(Dataset entries)
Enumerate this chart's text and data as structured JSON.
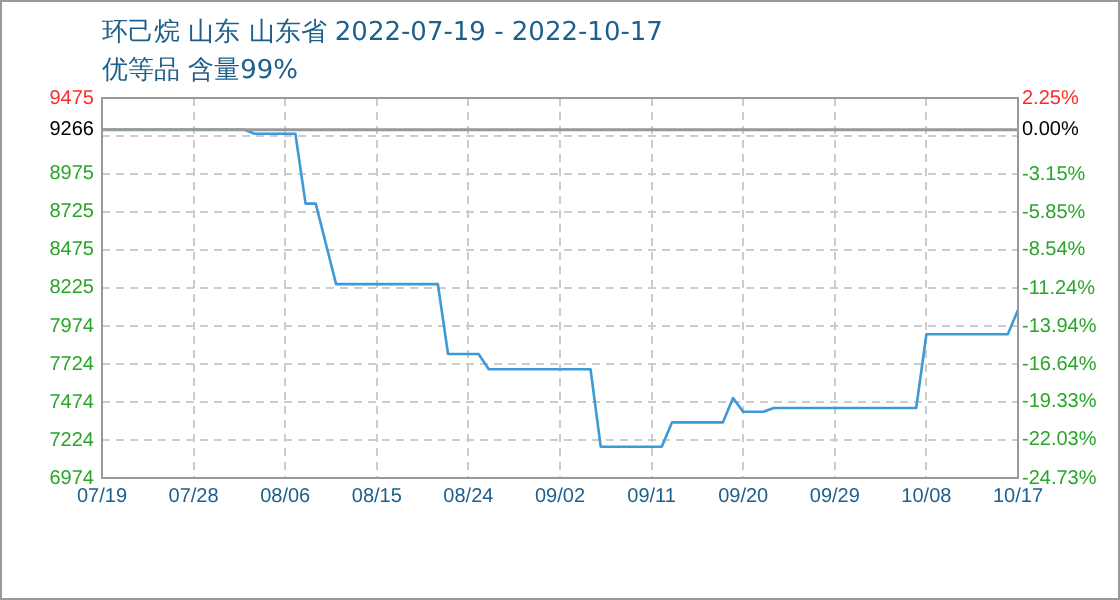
{
  "chart_data": {
    "type": "line",
    "title": "环己烷 山东 山东省 2022-07-19 - 2022-10-17",
    "subtitle": "优等品 含量99%",
    "x": [
      "2022-07-19",
      "2022-08-02",
      "2022-08-03",
      "2022-08-07",
      "2022-08-08",
      "2022-08-09",
      "2022-08-11",
      "2022-08-21",
      "2022-08-22",
      "2022-08-25",
      "2022-08-26",
      "2022-09-05",
      "2022-09-06",
      "2022-09-12",
      "2022-09-13",
      "2022-09-18",
      "2022-09-19",
      "2022-09-20",
      "2022-09-22",
      "2022-09-23",
      "2022-10-07",
      "2022-10-08",
      "2022-10-16",
      "2022-10-17"
    ],
    "series": [
      {
        "color": "#3d9ad6",
        "values": [
          9266,
          9266,
          9240,
          9240,
          8780,
          8780,
          8250,
          8250,
          7790,
          7790,
          7690,
          7690,
          7180,
          7180,
          7340,
          7340,
          7500,
          7410,
          7410,
          7435,
          7435,
          7920,
          7920,
          8080
        ]
      }
    ],
    "xlim": [
      "2022-07-19",
      "2022-10-17"
    ],
    "xticks": [
      {
        "value": "2022-07-19",
        "label": "07/19"
      },
      {
        "value": "2022-07-28",
        "label": "07/28"
      },
      {
        "value": "2022-08-06",
        "label": "08/06"
      },
      {
        "value": "2022-08-15",
        "label": "08/15"
      },
      {
        "value": "2022-08-24",
        "label": "08/24"
      },
      {
        "value": "2022-09-02",
        "label": "09/02"
      },
      {
        "value": "2022-09-11",
        "label": "09/11"
      },
      {
        "value": "2022-09-20",
        "label": "09/20"
      },
      {
        "value": "2022-09-29",
        "label": "09/29"
      },
      {
        "value": "2022-10-08",
        "label": "10/08"
      },
      {
        "value": "2022-10-17",
        "label": "10/17"
      }
    ],
    "ylim": [
      6974,
      9475
    ],
    "yticks": [
      6974,
      7224,
      7474,
      7724,
      7974,
      8225,
      8475,
      8725,
      8975,
      {
        "value": 9225,
        "label": null
      },
      9266,
      9475
    ],
    "y2lim": [
      -24.73,
      2.25
    ],
    "y2ticks": [
      {
        "value": -24.73,
        "label": "-24.73%"
      },
      {
        "value": -22.03,
        "label": "-22.03%"
      },
      {
        "value": -19.33,
        "label": "-19.33%"
      },
      {
        "value": -16.64,
        "label": "-16.64%"
      },
      {
        "value": -13.94,
        "label": "-13.94%"
      },
      {
        "value": -11.24,
        "label": "-11.24%"
      },
      {
        "value": -8.54,
        "label": "-8.54%"
      },
      {
        "value": -5.85,
        "label": "-5.85%"
      },
      {
        "value": -3.15,
        "label": "-3.15%"
      },
      {
        "value": 0,
        "label": "0.00%"
      },
      {
        "value": 2.25,
        "label": "2.25%"
      }
    ],
    "ref_lines": [
      {
        "axis": "y",
        "value": 9266,
        "color": "#999999"
      }
    ],
    "grid": true,
    "legend": false,
    "marker": "none",
    "line_style": "solid"
  }
}
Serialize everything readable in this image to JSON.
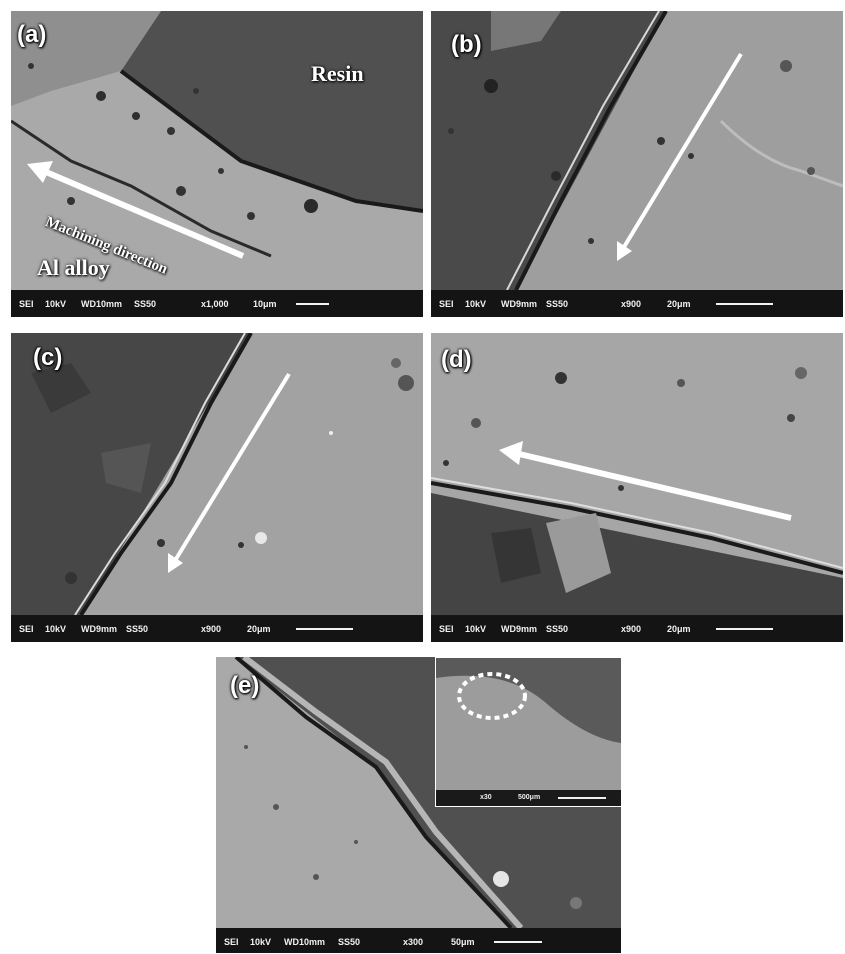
{
  "panels": [
    {
      "label": "(a)",
      "detector": "SEI",
      "voltage": "10kV",
      "working_distance": "WD10mm",
      "spot": "SS50",
      "magnification": "x1,000",
      "scale": "10μm"
    },
    {
      "label": "(b)",
      "detector": "SEI",
      "voltage": "10kV",
      "working_distance": "WD9mm",
      "spot": "SS50",
      "magnification": "x900",
      "scale": "20μm"
    },
    {
      "label": "(c)",
      "detector": "SEI",
      "voltage": "10kV",
      "working_distance": "WD9mm",
      "spot": "SS50",
      "magnification": "x900",
      "scale": "20μm"
    },
    {
      "label": "(d)",
      "detector": "SEI",
      "voltage": "10kV",
      "working_distance": "WD9mm",
      "spot": "SS50",
      "magnification": "x900",
      "scale": "20μm"
    },
    {
      "label": "(e)",
      "detector": "SEI",
      "voltage": "10kV",
      "working_distance": "WD10mm",
      "spot": "SS50",
      "magnification": "x300",
      "scale": "50μm"
    }
  ],
  "annotations": {
    "resin": "Resin",
    "machining_direction": "Machining direction",
    "al_alloy": "Al alloy"
  },
  "inset": {
    "magnification": "x30",
    "scale": "500μm"
  }
}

* WHAT IS REQUIRED: Using the records above, copy every line that has the word "JSON" in it.

* ANSWER BELOW:
Enumerate this chart's text and data as structured JSON.
Serialize everything readable in this image to JSON.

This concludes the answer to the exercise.